Data for processing =
□ □ □ □ □ □ □
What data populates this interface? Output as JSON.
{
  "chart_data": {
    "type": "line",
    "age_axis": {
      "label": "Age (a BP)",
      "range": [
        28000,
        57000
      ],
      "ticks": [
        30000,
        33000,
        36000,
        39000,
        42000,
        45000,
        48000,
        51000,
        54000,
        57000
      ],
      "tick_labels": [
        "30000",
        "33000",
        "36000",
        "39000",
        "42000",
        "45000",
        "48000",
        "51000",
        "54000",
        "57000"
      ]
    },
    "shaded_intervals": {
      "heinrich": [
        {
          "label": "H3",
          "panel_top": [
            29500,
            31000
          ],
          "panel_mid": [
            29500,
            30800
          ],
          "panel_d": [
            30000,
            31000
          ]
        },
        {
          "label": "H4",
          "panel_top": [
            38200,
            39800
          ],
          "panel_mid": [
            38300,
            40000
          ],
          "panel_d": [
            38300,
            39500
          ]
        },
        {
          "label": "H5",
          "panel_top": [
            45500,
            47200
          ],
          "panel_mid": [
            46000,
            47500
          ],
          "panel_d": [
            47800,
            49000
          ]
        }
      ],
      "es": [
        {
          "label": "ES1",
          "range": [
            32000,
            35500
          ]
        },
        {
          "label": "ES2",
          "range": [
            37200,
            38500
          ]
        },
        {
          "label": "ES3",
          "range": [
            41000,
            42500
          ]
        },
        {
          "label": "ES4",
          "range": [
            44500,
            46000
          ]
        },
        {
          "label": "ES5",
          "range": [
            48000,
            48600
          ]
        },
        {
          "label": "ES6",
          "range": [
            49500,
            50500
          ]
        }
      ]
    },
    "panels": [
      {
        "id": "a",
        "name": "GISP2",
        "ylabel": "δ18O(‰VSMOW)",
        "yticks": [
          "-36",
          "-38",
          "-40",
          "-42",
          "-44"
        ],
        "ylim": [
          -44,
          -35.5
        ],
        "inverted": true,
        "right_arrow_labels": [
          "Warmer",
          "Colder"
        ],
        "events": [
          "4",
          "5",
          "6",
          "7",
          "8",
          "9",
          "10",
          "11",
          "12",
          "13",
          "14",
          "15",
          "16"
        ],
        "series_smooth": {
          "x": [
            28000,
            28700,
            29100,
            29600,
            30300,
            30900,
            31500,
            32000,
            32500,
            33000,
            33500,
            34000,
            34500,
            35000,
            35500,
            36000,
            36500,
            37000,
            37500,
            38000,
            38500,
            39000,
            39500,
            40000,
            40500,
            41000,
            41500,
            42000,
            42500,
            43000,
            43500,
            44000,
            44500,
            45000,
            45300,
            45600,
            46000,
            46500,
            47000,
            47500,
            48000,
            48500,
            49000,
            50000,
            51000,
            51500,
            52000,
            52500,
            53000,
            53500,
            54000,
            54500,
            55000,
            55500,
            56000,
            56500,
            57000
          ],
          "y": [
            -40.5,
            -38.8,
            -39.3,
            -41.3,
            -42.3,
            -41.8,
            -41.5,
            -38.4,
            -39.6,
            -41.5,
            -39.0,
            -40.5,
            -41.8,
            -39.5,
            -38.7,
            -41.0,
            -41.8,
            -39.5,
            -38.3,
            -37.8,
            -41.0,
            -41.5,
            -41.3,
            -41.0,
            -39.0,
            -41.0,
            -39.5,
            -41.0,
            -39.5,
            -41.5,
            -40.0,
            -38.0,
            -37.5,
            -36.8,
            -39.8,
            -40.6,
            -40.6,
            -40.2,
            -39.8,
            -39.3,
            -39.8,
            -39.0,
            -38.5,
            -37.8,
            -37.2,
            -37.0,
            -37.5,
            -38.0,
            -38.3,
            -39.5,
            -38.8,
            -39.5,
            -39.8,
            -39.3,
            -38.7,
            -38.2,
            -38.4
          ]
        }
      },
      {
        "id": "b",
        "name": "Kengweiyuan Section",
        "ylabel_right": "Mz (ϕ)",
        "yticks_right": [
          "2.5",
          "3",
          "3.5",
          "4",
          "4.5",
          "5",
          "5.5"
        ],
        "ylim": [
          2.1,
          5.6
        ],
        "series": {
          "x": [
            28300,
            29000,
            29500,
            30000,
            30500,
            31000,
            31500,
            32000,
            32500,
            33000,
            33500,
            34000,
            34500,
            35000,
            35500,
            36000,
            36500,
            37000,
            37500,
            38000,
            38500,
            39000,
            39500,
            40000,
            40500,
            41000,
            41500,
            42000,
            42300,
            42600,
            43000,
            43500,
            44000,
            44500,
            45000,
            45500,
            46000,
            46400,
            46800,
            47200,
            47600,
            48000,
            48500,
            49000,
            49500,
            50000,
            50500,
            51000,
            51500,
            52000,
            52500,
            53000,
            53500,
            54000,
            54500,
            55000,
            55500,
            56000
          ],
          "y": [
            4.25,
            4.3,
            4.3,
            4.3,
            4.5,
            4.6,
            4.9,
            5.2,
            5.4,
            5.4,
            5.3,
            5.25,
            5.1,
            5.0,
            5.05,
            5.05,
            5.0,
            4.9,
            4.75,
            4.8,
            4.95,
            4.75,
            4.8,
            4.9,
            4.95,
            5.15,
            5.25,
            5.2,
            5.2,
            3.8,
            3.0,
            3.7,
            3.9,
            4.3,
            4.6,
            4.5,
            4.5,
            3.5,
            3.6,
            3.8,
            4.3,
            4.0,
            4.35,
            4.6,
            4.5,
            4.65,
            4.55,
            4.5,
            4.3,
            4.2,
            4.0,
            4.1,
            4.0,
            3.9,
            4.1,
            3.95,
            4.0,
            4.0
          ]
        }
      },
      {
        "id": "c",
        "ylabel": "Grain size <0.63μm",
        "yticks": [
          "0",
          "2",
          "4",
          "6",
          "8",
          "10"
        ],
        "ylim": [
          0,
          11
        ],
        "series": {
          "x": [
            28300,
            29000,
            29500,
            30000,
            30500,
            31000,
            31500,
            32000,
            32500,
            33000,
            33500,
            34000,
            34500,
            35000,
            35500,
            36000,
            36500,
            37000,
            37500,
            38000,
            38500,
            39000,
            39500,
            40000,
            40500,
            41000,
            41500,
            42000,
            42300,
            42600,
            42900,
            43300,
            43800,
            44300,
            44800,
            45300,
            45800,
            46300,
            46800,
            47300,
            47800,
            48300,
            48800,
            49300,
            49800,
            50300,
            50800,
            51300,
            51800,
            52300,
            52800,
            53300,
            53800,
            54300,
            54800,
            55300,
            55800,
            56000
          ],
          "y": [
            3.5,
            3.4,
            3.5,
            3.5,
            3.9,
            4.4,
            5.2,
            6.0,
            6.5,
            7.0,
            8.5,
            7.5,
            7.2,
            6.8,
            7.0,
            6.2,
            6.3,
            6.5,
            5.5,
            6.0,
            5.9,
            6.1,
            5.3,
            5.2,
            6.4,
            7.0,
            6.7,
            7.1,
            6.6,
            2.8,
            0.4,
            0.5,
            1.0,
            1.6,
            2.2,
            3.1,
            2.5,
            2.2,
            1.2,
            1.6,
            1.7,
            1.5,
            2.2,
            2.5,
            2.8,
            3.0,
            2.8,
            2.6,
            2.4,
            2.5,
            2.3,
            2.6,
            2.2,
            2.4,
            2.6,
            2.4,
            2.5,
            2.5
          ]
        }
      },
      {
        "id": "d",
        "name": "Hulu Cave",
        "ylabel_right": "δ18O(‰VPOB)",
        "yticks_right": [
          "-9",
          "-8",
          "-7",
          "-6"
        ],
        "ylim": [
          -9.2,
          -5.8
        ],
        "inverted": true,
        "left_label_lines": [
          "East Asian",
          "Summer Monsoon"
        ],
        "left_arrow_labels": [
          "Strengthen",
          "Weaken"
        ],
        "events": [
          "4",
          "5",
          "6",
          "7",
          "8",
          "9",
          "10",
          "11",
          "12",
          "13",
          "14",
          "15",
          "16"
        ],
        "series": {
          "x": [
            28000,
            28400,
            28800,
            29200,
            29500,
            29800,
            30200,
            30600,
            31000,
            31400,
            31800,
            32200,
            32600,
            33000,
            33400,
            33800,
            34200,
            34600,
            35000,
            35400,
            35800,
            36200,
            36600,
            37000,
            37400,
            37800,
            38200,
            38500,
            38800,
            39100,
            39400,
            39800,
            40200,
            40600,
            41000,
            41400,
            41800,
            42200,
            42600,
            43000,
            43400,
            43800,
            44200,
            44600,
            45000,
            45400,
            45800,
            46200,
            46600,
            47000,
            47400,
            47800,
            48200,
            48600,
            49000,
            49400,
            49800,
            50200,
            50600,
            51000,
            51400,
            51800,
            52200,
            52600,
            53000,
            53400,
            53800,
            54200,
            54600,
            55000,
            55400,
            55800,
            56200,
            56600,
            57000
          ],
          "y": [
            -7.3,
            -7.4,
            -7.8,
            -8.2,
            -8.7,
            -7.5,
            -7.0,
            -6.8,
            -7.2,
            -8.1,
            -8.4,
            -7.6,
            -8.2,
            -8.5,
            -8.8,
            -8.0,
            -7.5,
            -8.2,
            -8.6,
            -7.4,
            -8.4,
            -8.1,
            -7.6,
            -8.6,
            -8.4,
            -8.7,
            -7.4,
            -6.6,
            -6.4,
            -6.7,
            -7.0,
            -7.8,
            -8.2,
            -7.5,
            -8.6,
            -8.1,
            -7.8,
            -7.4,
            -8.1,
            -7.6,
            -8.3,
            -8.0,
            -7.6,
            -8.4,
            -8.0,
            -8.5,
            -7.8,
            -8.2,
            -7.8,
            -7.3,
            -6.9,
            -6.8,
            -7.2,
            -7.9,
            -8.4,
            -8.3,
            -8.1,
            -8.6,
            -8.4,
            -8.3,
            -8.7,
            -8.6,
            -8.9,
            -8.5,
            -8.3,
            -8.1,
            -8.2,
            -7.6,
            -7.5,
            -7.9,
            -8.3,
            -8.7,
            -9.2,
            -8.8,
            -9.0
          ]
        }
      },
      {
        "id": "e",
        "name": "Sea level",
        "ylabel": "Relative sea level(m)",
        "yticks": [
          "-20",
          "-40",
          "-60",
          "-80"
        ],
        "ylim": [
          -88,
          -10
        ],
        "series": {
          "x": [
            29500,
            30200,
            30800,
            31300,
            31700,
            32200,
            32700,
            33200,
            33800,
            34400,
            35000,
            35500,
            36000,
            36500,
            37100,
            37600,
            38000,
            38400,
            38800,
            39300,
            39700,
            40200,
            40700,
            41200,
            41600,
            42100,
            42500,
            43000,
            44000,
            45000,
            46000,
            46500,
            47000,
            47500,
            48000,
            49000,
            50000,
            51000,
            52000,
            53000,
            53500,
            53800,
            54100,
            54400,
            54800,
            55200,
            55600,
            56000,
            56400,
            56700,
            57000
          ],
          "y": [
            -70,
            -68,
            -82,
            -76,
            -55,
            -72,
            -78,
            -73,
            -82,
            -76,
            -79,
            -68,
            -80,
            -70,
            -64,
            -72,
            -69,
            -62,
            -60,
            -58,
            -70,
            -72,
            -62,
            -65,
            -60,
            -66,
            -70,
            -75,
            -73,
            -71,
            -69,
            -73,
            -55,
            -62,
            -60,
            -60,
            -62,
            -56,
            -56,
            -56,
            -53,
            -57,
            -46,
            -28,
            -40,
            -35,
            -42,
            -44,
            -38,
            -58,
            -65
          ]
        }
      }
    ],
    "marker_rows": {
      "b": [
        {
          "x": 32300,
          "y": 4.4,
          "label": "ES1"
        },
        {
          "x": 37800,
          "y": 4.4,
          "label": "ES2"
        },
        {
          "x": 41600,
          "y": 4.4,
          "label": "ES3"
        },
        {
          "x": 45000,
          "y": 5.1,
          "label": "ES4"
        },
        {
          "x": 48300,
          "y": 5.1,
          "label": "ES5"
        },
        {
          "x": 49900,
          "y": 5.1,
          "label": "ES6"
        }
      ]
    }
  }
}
□ □ □ □ □ □ □
Problem statement = Each line that has the word "name" counts once. How many such lines are in the data? Give the number alone.

Exercise output = 4